→ Aim: Keep only the lines where "JSON" appears.

→ Listed records:
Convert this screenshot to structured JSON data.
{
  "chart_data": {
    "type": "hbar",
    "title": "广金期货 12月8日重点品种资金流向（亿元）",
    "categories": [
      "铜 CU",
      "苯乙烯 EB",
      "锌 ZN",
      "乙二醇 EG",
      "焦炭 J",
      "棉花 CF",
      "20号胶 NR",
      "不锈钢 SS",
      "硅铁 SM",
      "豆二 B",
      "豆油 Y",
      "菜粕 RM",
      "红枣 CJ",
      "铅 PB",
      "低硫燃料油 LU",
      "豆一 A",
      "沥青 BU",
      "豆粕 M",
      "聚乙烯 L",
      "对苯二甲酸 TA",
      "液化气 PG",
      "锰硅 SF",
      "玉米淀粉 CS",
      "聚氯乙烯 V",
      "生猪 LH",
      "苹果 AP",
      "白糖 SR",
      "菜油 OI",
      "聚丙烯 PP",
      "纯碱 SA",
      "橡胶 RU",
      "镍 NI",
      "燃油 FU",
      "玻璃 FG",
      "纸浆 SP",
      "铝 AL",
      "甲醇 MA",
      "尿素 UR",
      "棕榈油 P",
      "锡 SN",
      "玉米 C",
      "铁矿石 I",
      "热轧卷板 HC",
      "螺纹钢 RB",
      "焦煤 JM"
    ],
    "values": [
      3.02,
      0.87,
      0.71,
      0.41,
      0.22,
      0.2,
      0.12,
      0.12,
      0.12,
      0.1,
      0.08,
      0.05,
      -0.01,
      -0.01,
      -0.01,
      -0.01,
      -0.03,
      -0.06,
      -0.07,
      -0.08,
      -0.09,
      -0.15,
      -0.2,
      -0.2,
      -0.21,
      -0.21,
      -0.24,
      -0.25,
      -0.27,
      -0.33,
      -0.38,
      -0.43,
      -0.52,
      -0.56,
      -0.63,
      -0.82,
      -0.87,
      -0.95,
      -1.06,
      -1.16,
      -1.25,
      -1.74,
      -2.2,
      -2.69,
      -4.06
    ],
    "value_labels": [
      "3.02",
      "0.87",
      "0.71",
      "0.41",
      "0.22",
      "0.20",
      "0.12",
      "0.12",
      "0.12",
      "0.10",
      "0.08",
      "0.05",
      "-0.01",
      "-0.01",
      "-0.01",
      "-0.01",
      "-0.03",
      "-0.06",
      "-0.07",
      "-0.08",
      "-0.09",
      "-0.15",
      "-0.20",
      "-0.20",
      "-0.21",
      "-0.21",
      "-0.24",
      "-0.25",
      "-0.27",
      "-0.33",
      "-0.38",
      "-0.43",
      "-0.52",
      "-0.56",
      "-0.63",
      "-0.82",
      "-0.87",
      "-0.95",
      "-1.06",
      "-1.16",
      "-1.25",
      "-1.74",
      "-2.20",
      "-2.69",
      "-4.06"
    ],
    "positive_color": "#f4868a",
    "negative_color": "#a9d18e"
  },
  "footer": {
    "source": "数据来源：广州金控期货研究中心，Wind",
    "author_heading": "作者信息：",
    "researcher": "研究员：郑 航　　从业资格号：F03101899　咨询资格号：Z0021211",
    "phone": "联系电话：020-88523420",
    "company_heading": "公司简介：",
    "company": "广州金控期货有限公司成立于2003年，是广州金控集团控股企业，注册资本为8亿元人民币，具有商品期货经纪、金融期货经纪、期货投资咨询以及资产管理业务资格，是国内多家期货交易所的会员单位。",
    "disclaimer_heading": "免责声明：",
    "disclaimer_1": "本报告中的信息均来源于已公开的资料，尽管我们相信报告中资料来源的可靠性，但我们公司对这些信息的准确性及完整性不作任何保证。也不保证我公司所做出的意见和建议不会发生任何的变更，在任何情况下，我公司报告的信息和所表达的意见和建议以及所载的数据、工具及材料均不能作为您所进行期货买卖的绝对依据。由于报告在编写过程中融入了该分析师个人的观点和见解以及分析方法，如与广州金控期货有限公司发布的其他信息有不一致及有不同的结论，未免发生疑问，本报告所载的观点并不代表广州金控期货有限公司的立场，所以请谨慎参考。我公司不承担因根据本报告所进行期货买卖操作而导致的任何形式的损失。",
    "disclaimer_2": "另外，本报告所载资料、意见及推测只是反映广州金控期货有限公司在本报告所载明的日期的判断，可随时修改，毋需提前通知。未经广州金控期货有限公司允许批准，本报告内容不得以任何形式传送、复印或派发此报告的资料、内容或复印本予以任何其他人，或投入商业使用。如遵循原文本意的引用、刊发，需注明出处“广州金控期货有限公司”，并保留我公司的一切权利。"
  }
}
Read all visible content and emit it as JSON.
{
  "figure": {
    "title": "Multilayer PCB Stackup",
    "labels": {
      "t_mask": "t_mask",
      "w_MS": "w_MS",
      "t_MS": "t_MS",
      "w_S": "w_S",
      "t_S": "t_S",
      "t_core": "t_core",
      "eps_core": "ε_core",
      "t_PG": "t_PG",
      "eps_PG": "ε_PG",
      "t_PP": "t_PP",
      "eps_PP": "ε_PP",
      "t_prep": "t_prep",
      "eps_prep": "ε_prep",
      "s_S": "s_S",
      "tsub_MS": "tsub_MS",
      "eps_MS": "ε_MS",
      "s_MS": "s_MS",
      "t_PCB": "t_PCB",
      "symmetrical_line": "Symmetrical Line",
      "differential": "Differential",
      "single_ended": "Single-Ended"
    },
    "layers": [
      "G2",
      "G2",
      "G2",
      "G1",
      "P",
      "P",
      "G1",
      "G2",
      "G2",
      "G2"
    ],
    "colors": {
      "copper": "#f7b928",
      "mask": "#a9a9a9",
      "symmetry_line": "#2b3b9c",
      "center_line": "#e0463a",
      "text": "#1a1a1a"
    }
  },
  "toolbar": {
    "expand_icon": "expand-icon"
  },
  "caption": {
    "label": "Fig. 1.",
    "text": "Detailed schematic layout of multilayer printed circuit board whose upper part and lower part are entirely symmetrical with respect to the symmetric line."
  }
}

→ Exercise response:
Convert this screenshot to structured JSON data.
Read all visible content and emit it as JSON.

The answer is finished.